=== THE EXERCISE ===
Transcribe the tail of the listing: start at the line containing "Read out every word on this page." and stop after the last line, keeping every character as is and adding nothing.

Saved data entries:
______

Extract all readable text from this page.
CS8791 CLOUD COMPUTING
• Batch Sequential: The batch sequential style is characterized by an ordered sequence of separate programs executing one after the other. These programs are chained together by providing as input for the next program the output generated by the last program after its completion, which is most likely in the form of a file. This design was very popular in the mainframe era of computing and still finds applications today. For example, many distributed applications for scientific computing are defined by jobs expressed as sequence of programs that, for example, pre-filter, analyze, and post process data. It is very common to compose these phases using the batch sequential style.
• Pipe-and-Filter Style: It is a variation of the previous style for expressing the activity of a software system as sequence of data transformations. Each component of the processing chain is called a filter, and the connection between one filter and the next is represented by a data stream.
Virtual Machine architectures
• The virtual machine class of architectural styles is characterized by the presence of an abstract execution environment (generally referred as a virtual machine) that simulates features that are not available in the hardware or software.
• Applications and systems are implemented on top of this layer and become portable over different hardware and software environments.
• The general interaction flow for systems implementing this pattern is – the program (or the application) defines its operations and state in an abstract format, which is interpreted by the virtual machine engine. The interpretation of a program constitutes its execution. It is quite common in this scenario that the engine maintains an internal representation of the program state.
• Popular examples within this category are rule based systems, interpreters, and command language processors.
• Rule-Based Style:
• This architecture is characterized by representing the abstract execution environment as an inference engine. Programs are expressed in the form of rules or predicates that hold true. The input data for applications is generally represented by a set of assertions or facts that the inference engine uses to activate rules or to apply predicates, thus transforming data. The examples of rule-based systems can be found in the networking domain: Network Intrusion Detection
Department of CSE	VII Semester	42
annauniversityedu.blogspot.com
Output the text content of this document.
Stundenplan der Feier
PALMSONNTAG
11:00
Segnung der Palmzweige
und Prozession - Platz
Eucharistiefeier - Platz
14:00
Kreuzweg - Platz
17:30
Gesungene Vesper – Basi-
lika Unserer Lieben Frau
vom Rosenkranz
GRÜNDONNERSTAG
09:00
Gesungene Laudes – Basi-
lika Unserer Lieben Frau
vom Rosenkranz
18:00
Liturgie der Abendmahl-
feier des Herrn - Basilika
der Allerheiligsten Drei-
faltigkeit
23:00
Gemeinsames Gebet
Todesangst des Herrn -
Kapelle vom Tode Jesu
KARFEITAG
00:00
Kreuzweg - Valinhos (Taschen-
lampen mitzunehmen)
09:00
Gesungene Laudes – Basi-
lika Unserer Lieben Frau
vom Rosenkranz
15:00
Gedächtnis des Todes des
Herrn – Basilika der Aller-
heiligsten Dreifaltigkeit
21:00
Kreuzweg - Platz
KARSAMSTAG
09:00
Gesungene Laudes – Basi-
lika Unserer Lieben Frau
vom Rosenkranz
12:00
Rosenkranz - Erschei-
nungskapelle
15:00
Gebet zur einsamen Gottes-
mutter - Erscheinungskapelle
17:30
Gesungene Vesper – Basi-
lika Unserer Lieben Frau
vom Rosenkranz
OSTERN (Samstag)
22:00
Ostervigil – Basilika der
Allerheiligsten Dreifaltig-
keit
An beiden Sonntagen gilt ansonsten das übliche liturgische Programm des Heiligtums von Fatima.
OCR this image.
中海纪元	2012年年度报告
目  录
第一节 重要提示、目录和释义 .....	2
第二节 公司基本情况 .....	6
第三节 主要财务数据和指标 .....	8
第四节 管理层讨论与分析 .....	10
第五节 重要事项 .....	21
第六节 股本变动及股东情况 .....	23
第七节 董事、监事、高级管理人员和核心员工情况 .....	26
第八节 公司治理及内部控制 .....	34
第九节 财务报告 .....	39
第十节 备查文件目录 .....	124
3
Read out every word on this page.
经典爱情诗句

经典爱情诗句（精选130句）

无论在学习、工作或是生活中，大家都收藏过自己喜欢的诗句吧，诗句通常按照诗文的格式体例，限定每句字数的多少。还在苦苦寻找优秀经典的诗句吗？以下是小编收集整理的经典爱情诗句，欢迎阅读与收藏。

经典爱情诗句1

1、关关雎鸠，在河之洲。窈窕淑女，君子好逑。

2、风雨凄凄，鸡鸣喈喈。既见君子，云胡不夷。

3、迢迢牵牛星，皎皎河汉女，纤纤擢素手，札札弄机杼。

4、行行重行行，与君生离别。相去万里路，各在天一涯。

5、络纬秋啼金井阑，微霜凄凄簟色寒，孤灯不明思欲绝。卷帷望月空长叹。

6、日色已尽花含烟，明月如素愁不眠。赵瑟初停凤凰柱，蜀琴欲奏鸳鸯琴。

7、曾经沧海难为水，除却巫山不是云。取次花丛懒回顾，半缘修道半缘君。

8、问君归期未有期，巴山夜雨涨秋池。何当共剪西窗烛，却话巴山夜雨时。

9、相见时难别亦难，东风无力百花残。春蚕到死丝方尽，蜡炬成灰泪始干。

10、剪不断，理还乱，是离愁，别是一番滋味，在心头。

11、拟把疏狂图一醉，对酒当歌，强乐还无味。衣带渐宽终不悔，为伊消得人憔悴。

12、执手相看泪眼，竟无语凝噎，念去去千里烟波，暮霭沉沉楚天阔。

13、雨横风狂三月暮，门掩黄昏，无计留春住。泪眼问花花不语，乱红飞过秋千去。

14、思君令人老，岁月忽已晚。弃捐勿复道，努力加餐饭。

______

=== EXERCISE RESULT ===
Read out every word on this page.
经典爱情诗句

经典爱情诗句（精选130句）

无论在学习、工作或是生活中，大家都收藏过自己喜欢的诗句吧，诗句通常按照诗文的格式体例，限定每句字数的多少。还在苦苦寻找优秀经典的诗句吗？以下是小编收集整理的经典爱情诗句，欢迎阅读与收藏。

经典爱情诗句1

1、关关雎鸠，在河之洲。窈窕淑女，君子好逑。

2、风雨凄凄，鸡鸣喈喈。既见君子，云胡不夷。

3、迢迢牵牛星，皎皎河汉女，纤纤擢素手，札札弄机杼。

4、行行重行行，与君生离别。相去万里路，各在天一涯。

5、络纬秋啼金井阑，微霜凄凄簟色寒，孤灯不明思欲绝。卷帷望月空长叹。

6、日色已尽花含烟，明月如素愁不眠。赵瑟初停凤凰柱，蜀琴欲奏鸳鸯琴。

7、曾经沧海难为水，除却巫山不是云。取次花丛懒回顾，半缘修道半缘君。

8、问君归期未有期，巴山夜雨涨秋池。何当共剪西窗烛，却话巴山夜雨时。

9、相见时难别亦难，东风无力百花残。春蚕到死丝方尽，蜡炬成灰泪始干。

10、剪不断，理还乱，是离愁，别是一番滋味，在心头。

11、拟把疏狂图一醉，对酒当歌，强乐还无味。衣带渐宽终不悔，为伊消得人憔悴。

12、执手相看泪眼，竟无语凝噎，念去去千里烟波，暮霭沉沉楚天阔。

13、雨横风狂三月暮，门掩黄昏，无计留春住。泪眼问花花不语，乱红飞过秋千去。

14、思君令人老，岁月忽已晚。弃捐勿复道，努力加餐饭。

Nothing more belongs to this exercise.